◆ WORK INSTRUCTION: Write out everything in the records exactly, apart from the pictures.

◆ STORED DATA:
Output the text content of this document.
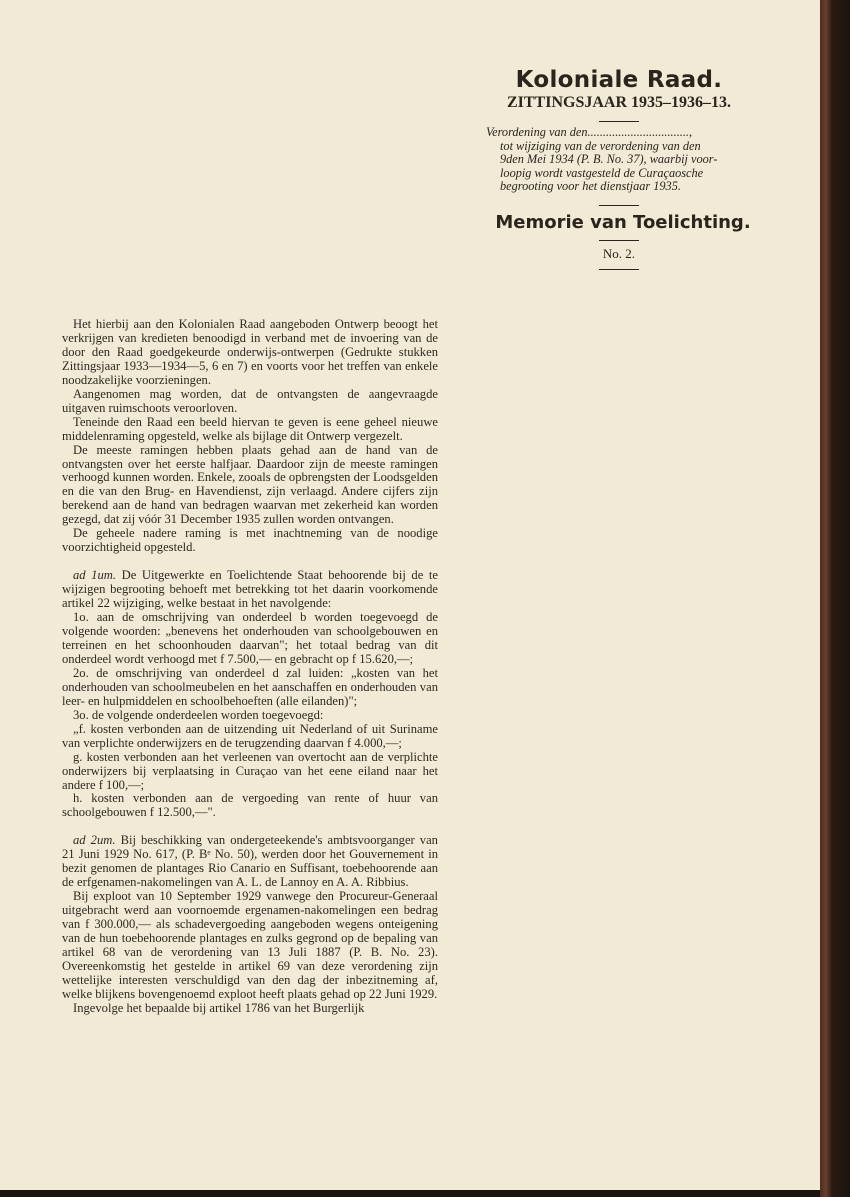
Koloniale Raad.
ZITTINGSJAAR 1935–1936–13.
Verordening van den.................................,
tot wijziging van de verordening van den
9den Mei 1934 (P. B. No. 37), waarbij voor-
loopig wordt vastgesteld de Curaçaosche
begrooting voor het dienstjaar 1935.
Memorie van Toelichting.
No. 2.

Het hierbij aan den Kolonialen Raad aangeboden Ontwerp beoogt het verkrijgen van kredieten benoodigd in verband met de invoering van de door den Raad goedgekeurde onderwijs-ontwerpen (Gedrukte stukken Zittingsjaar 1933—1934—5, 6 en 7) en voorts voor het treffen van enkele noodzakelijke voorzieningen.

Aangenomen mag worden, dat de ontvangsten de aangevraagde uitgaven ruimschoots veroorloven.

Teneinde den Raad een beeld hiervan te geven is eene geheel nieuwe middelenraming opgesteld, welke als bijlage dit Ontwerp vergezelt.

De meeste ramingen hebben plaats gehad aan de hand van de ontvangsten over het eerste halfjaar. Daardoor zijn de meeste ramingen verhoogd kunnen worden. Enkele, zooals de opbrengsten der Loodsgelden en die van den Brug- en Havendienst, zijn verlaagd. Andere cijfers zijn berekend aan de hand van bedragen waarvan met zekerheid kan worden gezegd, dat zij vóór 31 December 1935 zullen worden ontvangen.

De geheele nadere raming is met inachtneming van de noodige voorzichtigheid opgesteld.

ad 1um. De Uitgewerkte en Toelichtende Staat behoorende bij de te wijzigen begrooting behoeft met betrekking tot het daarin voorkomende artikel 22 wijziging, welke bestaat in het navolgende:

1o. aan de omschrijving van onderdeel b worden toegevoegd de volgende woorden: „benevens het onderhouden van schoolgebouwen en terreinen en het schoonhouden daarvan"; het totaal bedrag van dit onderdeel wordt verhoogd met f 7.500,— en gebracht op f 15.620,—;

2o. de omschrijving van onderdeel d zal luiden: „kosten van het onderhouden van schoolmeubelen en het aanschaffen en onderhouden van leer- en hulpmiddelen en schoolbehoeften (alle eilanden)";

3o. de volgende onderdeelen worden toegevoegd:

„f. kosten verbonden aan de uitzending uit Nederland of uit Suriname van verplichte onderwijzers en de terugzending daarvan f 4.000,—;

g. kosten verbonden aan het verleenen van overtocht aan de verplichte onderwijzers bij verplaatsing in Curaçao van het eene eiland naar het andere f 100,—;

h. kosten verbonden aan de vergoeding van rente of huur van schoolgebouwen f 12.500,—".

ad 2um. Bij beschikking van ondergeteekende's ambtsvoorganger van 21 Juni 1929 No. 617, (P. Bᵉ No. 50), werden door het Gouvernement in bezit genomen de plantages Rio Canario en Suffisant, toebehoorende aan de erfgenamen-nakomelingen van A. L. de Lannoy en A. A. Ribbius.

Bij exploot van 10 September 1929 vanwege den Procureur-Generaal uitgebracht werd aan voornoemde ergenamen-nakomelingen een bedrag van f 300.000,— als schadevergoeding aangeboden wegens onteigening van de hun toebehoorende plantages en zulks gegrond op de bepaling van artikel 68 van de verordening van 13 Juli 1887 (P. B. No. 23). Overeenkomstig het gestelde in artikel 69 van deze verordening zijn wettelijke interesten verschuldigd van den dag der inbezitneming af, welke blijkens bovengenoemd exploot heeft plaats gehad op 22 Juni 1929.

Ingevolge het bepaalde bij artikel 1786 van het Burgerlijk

◆ ANSWER TO THE PROBLEM:
Output the text content of this document.
Koloniale Raad.
ZITTINGSJAAR 1935–1936–13.
Verordening van den.................................,
tot wijziging van de verordening van den
9den Mei 1934 (P. B. No. 37), waarbij voor-
loopig wordt vastgesteld de Curaçaosche
begrooting voor het dienstjaar 1935.
Memorie van Toelichting.
No. 2.

Het hierbij aan den Kolonialen Raad aangeboden Ontwerp beoogt het verkrijgen van kredieten benoodigd in verband met de invoering van de door den Raad goedgekeurde onderwijs-ontwerpen (Gedrukte stukken Zittingsjaar 1933—1934—5, 6 en 7) en voorts voor het treffen van enkele noodzakelijke voorzieningen.

Aangenomen mag worden, dat de ontvangsten de aangevraagde uitgaven ruimschoots veroorloven.

Teneinde den Raad een beeld hiervan te geven is eene geheel nieuwe middelenraming opgesteld, welke als bijlage dit Ontwerp vergezelt.

De meeste ramingen hebben plaats gehad aan de hand van de ontvangsten over het eerste halfjaar. Daardoor zijn de meeste ramingen verhoogd kunnen worden. Enkele, zooals de opbrengsten der Loodsgelden en die van den Brug- en Havendienst, zijn verlaagd. Andere cijfers zijn berekend aan de hand van bedragen waarvan met zekerheid kan worden gezegd, dat zij vóór 31 December 1935 zullen worden ontvangen.

De geheele nadere raming is met inachtneming van de noodige voorzichtigheid opgesteld.

ad 1um. De Uitgewerkte en Toelichtende Staat behoorende bij de te wijzigen begrooting behoeft met betrekking tot het daarin voorkomende artikel 22 wijziging, welke bestaat in het navolgende:

1o. aan de omschrijving van onderdeel b worden toegevoegd de volgende woorden: „benevens het onderhouden van schoolgebouwen en terreinen en het schoonhouden daarvan"; het totaal bedrag van dit onderdeel wordt verhoogd met f 7.500,— en gebracht op f 15.620,—;

2o. de omschrijving van onderdeel d zal luiden: „kosten van het onderhouden van schoolmeubelen en het aanschaffen en onderhouden van leer- en hulpmiddelen en schoolbehoeften (alle eilanden)";

3o. de volgende onderdeelen worden toegevoegd:

„f. kosten verbonden aan de uitzending uit Nederland of uit Suriname van verplichte onderwijzers en de terugzending daarvan f 4.000,—;

g. kosten verbonden aan het verleenen van overtocht aan de verplichte onderwijzers bij verplaatsing in Curaçao van het eene eiland naar het andere f 100,—;

h. kosten verbonden aan de vergoeding van rente of huur van schoolgebouwen f 12.500,—".

ad 2um. Bij beschikking van ondergeteekende's ambtsvoorganger van 21 Juni 1929 No. 617, (P. Bᵉ No. 50), werden door het Gouvernement in bezit genomen de plantages Rio Canario en Suffisant, toebehoorende aan de erfgenamen-nakomelingen van A. L. de Lannoy en A. A. Ribbius.

Bij exploot van 10 September 1929 vanwege den Procureur-Generaal uitgebracht werd aan voornoemde ergenamen-nakomelingen een bedrag van f 300.000,— als schadevergoeding aangeboden wegens onteigening van de hun toebehoorende plantages en zulks gegrond op de bepaling van artikel 68 van de verordening van 13 Juli 1887 (P. B. No. 23). Overeenkomstig het gestelde in artikel 69 van deze verordening zijn wettelijke interesten verschuldigd van den dag der inbezitneming af, welke blijkens bovengenoemd exploot heeft plaats gehad op 22 Juni 1929.

Ingevolge het bepaalde bij artikel 1786 van het Burgerlijk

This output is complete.